* [Directive] From the data that follows, report how many lines hold the string "text", giving only the number.

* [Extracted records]
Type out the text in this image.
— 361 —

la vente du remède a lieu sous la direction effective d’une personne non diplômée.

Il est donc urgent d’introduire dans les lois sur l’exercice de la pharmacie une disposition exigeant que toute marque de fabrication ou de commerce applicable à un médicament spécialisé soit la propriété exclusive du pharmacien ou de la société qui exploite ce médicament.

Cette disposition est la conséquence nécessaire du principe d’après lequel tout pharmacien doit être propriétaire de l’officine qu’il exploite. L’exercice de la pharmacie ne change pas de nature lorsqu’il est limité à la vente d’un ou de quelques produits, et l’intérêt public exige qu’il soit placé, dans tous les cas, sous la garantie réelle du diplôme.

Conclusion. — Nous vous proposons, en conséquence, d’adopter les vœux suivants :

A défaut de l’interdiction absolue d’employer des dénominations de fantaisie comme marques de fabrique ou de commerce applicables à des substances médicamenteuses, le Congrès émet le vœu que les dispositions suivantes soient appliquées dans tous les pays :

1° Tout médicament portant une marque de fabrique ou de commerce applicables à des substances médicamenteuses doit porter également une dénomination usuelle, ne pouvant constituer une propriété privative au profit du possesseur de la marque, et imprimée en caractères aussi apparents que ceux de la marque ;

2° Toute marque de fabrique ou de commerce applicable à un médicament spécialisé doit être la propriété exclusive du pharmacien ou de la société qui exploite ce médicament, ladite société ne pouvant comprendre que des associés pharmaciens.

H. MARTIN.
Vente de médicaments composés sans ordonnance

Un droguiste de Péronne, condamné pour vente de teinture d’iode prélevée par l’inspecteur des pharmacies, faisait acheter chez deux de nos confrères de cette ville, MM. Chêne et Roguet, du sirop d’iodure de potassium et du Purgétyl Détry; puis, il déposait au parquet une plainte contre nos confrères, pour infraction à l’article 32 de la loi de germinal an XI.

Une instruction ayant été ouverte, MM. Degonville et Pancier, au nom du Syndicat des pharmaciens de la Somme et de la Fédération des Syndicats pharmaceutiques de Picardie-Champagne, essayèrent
---
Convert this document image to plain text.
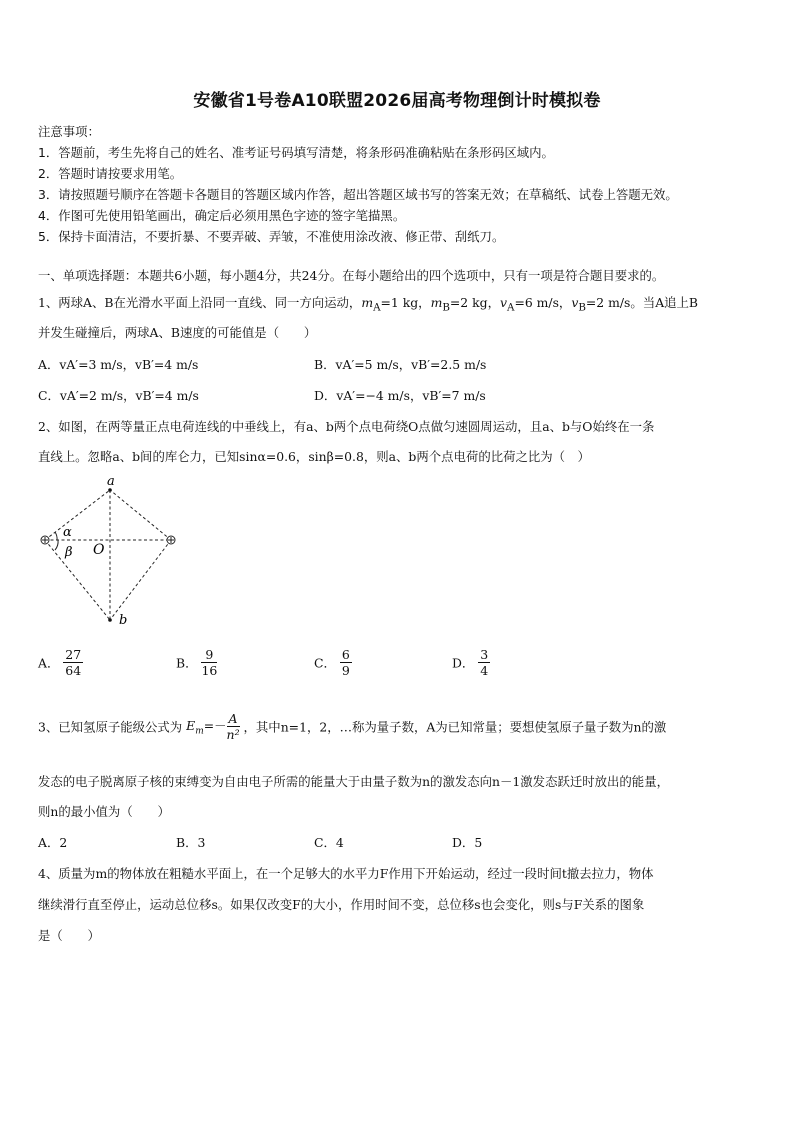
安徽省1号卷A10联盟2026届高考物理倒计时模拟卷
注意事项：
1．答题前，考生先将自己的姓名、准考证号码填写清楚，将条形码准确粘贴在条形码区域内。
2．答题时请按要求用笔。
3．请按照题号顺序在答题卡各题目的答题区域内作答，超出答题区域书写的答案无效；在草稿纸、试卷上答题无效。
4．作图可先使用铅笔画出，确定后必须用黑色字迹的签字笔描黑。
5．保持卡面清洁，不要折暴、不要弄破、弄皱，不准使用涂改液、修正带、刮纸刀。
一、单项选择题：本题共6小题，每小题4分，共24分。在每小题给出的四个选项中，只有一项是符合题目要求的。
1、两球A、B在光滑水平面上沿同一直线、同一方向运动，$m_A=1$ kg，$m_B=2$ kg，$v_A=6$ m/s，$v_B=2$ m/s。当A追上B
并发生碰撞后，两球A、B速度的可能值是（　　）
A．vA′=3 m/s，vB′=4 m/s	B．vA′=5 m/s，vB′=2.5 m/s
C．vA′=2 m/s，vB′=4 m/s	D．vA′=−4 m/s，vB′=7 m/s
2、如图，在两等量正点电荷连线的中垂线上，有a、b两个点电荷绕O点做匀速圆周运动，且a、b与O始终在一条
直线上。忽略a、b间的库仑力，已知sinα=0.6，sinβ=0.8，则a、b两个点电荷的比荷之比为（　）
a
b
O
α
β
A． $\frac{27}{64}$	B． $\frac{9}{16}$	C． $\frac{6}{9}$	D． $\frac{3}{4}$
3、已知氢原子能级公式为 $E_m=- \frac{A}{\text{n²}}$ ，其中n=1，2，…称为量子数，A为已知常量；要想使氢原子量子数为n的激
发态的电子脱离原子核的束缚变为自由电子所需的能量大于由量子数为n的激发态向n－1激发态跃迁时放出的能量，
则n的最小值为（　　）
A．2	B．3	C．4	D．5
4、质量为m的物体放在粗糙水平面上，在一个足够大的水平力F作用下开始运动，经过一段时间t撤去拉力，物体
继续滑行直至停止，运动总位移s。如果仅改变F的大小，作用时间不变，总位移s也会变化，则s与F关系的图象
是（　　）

* [Expected answer] 3